[start of EXCERPT TO READ]

Section B: Cognition and emotion in socio-economic decisions
Davide Pietroni • Gerben A. Van Kleef • Enrico Rubaltelli • Rino Rumiati
When happiness pays in negotiation
Previous research on the interpersonal effects of emotions in negotiation suggested that bargainers obtain higher outcomes expressing anger, when it is not directed against the counterpart as a person and it is perceived as appropriate. Instead, other studies indicated that successful negotiators express positive emotions. To reconcile this inconsistency, we propose that the direction of the effects of emotions depends on their perceived target, that is, whether the negotiators’ emotions are directed toward their opponent’s proposals or toward their own ‘exit option’. An ultimatum game scenario experiment showed that negotiators who express positive emotion rather than negative, in addition to benefits in terms of relationship fortification, received better offers when participants perceived the negotiators’ emotions directed toward their own ‘exit option’. These findings indicate that positive emotions may signal the availability of better ‘exit option’, suggesting that happiness expressions can be strategically used to maximize both material and relational outcomes.
Alan G. Sanfey
Expectations and social decision-making: Biasing effects of prior knowledge on Ultimatum responses
Psychological studies have long demonstrated effects of expectations on judgment, whereby the provision of information, either implicitly or explicitly, prior to an experience or decision can exert a substantial influence on the observed behavior. This study extended these expectation effects to the domain of interactive economic decision-making. Prior to playing a commonly-used bargaining task, the Ultimatum Game, participants were primed to expect offers that would be either relatively fair (a roughly equal split of an endowed amount) or unfair (an unequal split, to the participant’s disadvantage). A third group played the Game without receiving any prior information about expected offers. As predicted, these expectations had a large effect on decisions made by participants in the Ultimatum Game, with those with expectations of fairness rejecting significantly more unfair offers than those participants who expected low offers. Implications for models of fairness and equity are discussed.
Markus Quirin • Martin Beckenkamp • Julius Kuhl
Giving or taking: The role of dispositional power and positive affect in profit maximization
Socio-economic decisions are commonly explained by rational cost vs. benefit considerations, whereas person variables have not much been considered. The present study aimed at investigating the degree to which dispositional power motivation and affective states predict socio-economic decisions. The power motive was assessed both indirectly and directly using a TAT-like picture test and a power motive self-report, respectively. After nine months, 62 students completed an affect rating and performed on a money allocation task (Social Values Questionnaire). We hypothesized and confirmed that dispositional power should be associated with a tendency to maximize one’s profit but to care less about another party’s profit. Additionally, positive affect showed effects in the same direction. The results are discussed with respect to a motivational approach explaining socio-economic behaviour.

[end of EXCERPT TO READ]

▶ **DIRECTIVE 1**
In the abstracts, how many students completed the affect rating and the money allocation task?

[start of MATERIALS PROVIDED]

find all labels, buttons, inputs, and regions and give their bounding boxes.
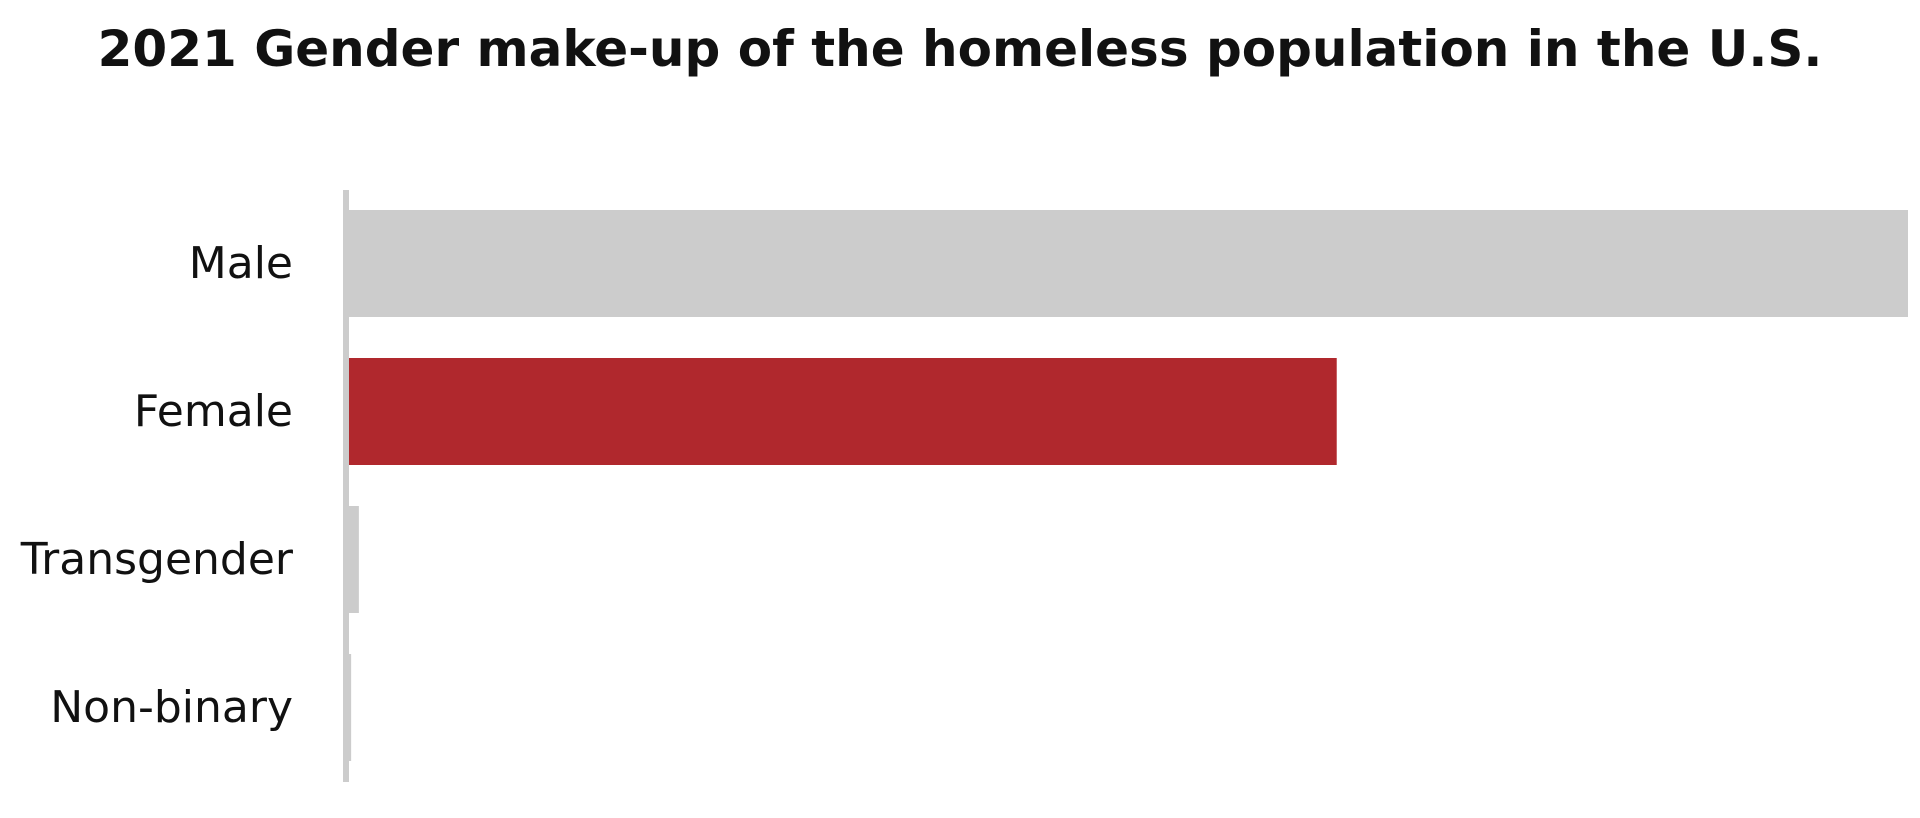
bar-group <box>346 210 1908 761</box>
category-label-female: Female <box>134 386 293 437</box>
bar-male <box>346 210 1908 317</box>
category-label-group: Male Female Transgender Non-binary <box>20 238 294 733</box>
category-label-non-binary: Non-binary <box>50 682 293 733</box>
category-label-male: Male <box>189 238 293 289</box>
category-label-transgender: Transgender <box>20 534 294 585</box>
bar-female <box>346 358 1337 465</box>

[end of MATERIALS PROVIDED]

▶ **DIRECTIVE 2**
Copy out every line of the listing word for word, and leave out the pictures.

▶ **OUTPUT 1**
62 students.

▶ **OUTPUT 2**
find all labels, buttons, inputs, and regions and give their bounding boxes.
bar-group <box>346 210 1908 761</box>
category-label-female: Female <box>134 386 293 437</box>
bar-male <box>346 210 1908 317</box>
category-label-group: Male Female Transgender Non-binary <box>20 238 294 733</box>
category-label-non-binary: Non-binary <box>50 682 293 733</box>
category-label-male: Male <box>189 238 293 289</box>
category-label-transgender: Transgender <box>20 534 294 585</box>
bar-female <box>346 358 1337 465</box>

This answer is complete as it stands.